• **Part of a data file**:
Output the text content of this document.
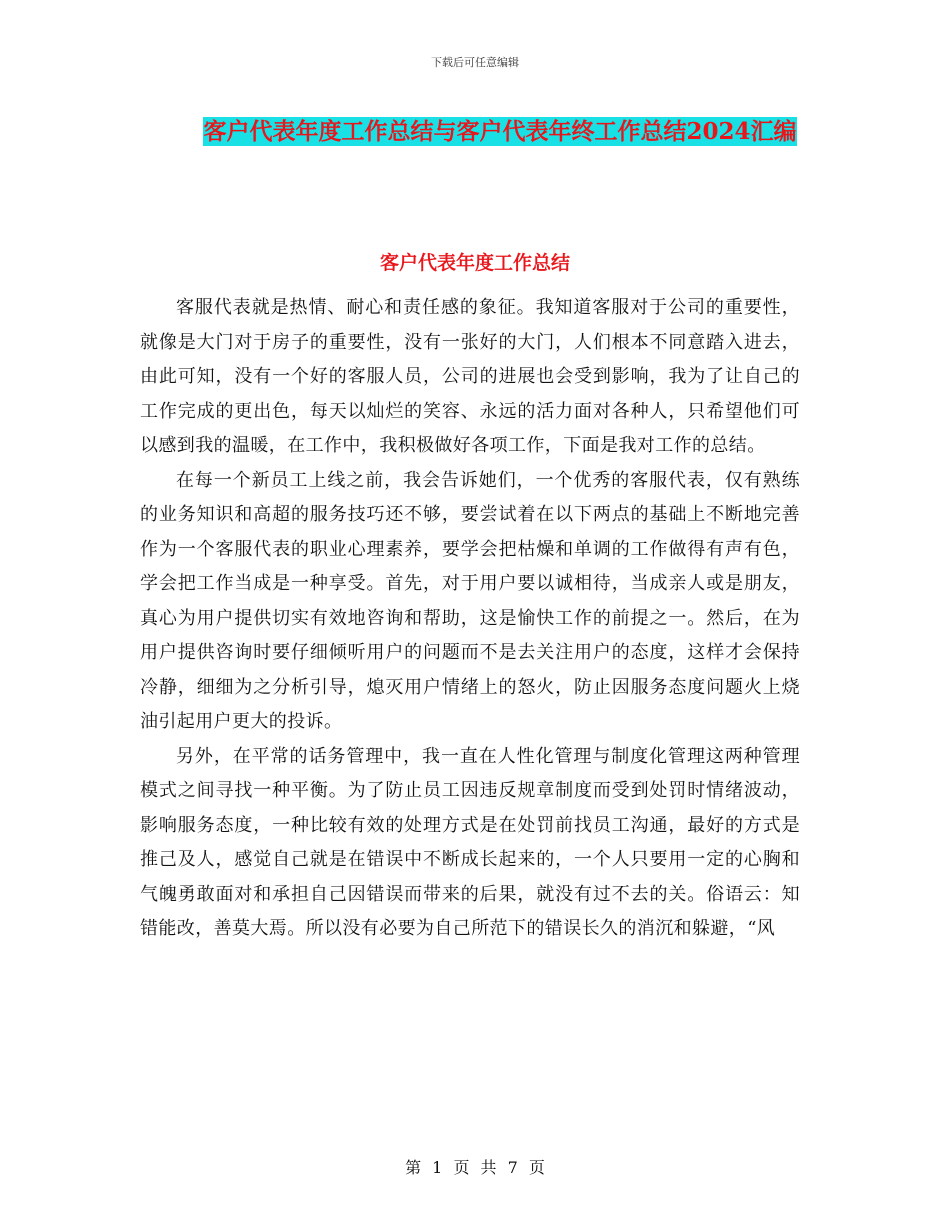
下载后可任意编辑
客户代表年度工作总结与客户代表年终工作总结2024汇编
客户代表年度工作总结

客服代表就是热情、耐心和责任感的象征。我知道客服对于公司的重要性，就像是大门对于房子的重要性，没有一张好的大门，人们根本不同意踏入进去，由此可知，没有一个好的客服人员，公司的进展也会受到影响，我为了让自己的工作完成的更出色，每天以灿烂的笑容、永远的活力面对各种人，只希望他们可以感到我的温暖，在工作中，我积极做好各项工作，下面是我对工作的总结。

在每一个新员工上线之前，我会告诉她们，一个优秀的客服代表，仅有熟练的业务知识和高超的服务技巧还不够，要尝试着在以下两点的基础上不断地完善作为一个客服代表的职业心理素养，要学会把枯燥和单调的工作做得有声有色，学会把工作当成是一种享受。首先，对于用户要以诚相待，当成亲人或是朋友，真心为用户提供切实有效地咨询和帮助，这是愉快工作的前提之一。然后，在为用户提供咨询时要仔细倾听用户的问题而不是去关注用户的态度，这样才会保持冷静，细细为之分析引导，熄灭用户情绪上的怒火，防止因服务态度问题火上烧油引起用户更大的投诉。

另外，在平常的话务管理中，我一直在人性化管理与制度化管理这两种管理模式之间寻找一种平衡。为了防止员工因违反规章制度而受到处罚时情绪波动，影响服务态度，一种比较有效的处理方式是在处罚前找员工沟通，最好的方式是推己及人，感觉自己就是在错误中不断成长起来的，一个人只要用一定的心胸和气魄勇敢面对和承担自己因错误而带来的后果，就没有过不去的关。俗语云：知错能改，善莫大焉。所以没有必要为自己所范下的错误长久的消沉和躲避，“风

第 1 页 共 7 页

• **STATED TASK**: Leave the pictures out and write out every entry exactly as given.

• **TASK SOLUTION**:
Output the text content of this document.
下载后可任意编辑
客户代表年度工作总结与客户代表年终工作总结2024汇编
客户代表年度工作总结

客服代表就是热情、耐心和责任感的象征。我知道客服对于公司的重要性，就像是大门对于房子的重要性，没有一张好的大门，人们根本不同意踏入进去，由此可知，没有一个好的客服人员，公司的进展也会受到影响，我为了让自己的工作完成的更出色，每天以灿烂的笑容、永远的活力面对各种人，只希望他们可以感到我的温暖，在工作中，我积极做好各项工作，下面是我对工作的总结。

在每一个新员工上线之前，我会告诉她们，一个优秀的客服代表，仅有熟练的业务知识和高超的服务技巧还不够，要尝试着在以下两点的基础上不断地完善作为一个客服代表的职业心理素养，要学会把枯燥和单调的工作做得有声有色，学会把工作当成是一种享受。首先，对于用户要以诚相待，当成亲人或是朋友，真心为用户提供切实有效地咨询和帮助，这是愉快工作的前提之一。然后，在为用户提供咨询时要仔细倾听用户的问题而不是去关注用户的态度，这样才会保持冷静，细细为之分析引导，熄灭用户情绪上的怒火，防止因服务态度问题火上烧油引起用户更大的投诉。

另外，在平常的话务管理中，我一直在人性化管理与制度化管理这两种管理模式之间寻找一种平衡。为了防止员工因违反规章制度而受到处罚时情绪波动，影响服务态度，一种比较有效的处理方式是在处罚前找员工沟通，最好的方式是推己及人，感觉自己就是在错误中不断成长起来的，一个人只要用一定的心胸和气魄勇敢面对和承担自己因错误而带来的后果，就没有过不去的关。俗语云：知错能改，善莫大焉。所以没有必要为自己所范下的错误长久的消沉和躲避，“风

第 1 页 共 7 页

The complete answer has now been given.